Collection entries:
------------------------------------------------

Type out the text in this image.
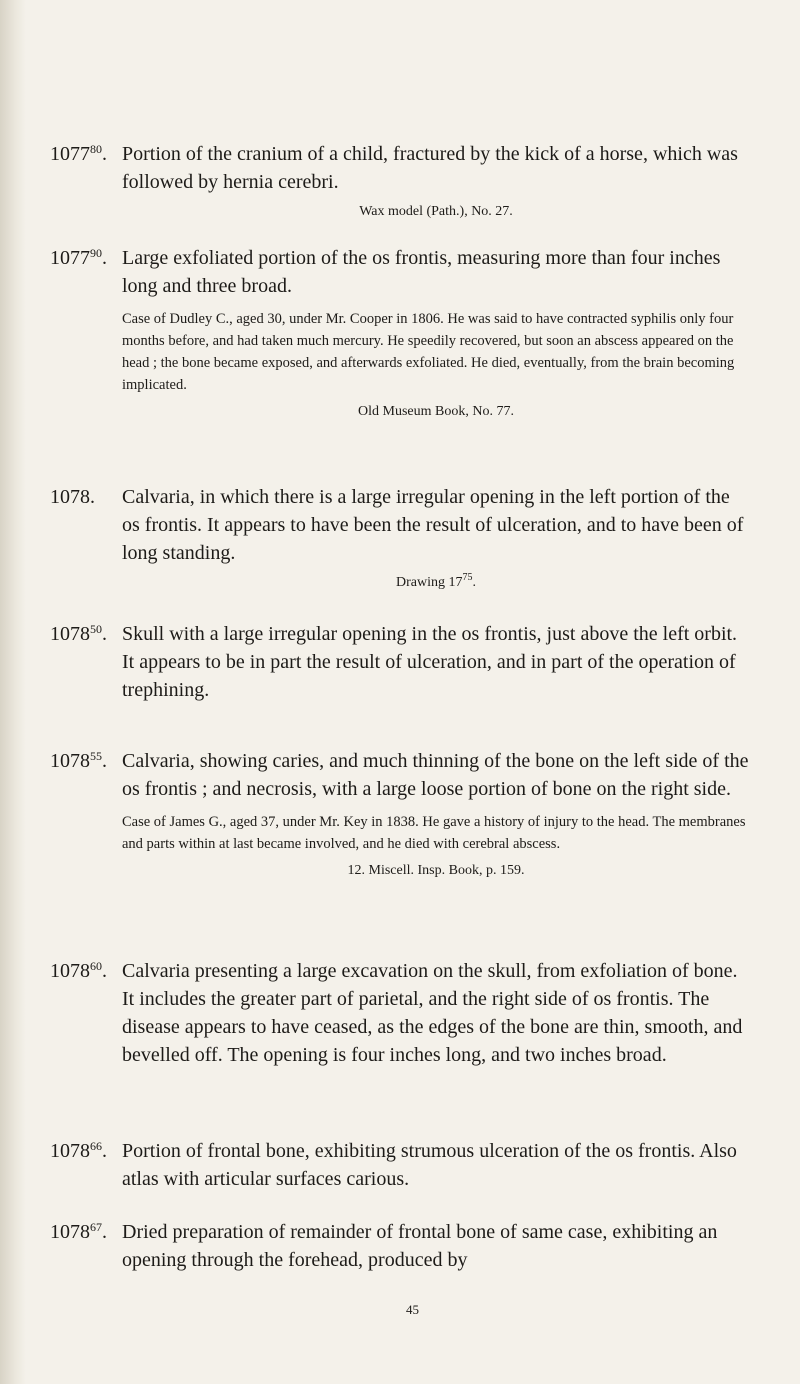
1077$^{80}$. Portion of the cranium of a child, fractured by the kick of a horse, which was followed by hernia cerebri.
Wax model (Path.), No. 27.
1077$^{90}$. Large exfoliated portion of the os frontis, measuring more than four inches long and three broad.
Case of Dudley C., aged 30, under Mr. Cooper in 1806. He was said to have contracted syphilis only four months before, and had taken much mercury. He speedily recovered, but soon an abscess appeared on the head ; the bone became exposed, and afterwards exfoliated. He died, eventually, from the brain becoming implicated.
Old Museum Book, No. 77.
1078. Calvaria, in which there is a large irregular opening in the left portion of the os frontis. It appears to have been the result of ulceration, and to have been of long standing.
Drawing $17^{75}$.
1078$^{50}$. Skull with a large irregular opening in the os frontis, just above the left orbit. It appears to be in part the result of ulceration, and in part of the operation of trephining.
1078$^{55}$. Calvaria, showing caries, and much thinning of the bone on the left side of the os frontis ; and necrosis, with a large loose portion of bone on the right side.
Case of James G., aged 37, under Mr. Key in 1838. He gave a history of injury to the head. The membranes and parts within at last became involved, and he died with cerebral abscess.
12. Miscell. Insp. Book, p. 159.
1078$^{60}$. Calvaria presenting a large excavation on the skull, from exfoliation of bone. It includes the greater part of parietal, and the right side of os frontis. The disease appears to have ceased, as the edges of the bone are thin, smooth, and bevelled off. The opening is four inches long, and two inches broad.
1078$^{66}$. Portion of frontal bone, exhibiting strumous ulceration of the os frontis. Also atlas with articular surfaces carious.
1078$^{67}$. Dried preparation of remainder of frontal bone of same case, exhibiting an opening through the forehead, produced by
45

------------------------------------------------

▶ **Task statement**: From the listing above, copy all lines holding the word "exhibiting".

▶ **Full answer**:
1078$^{66}$. Portion of frontal bone, exhibiting strumous ulceration of the os frontis. Also atlas with articular surfaces carious.
1078$^{67}$. Dried preparation of remainder of frontal bone of same case, exhibiting an opening through the forehead, produced by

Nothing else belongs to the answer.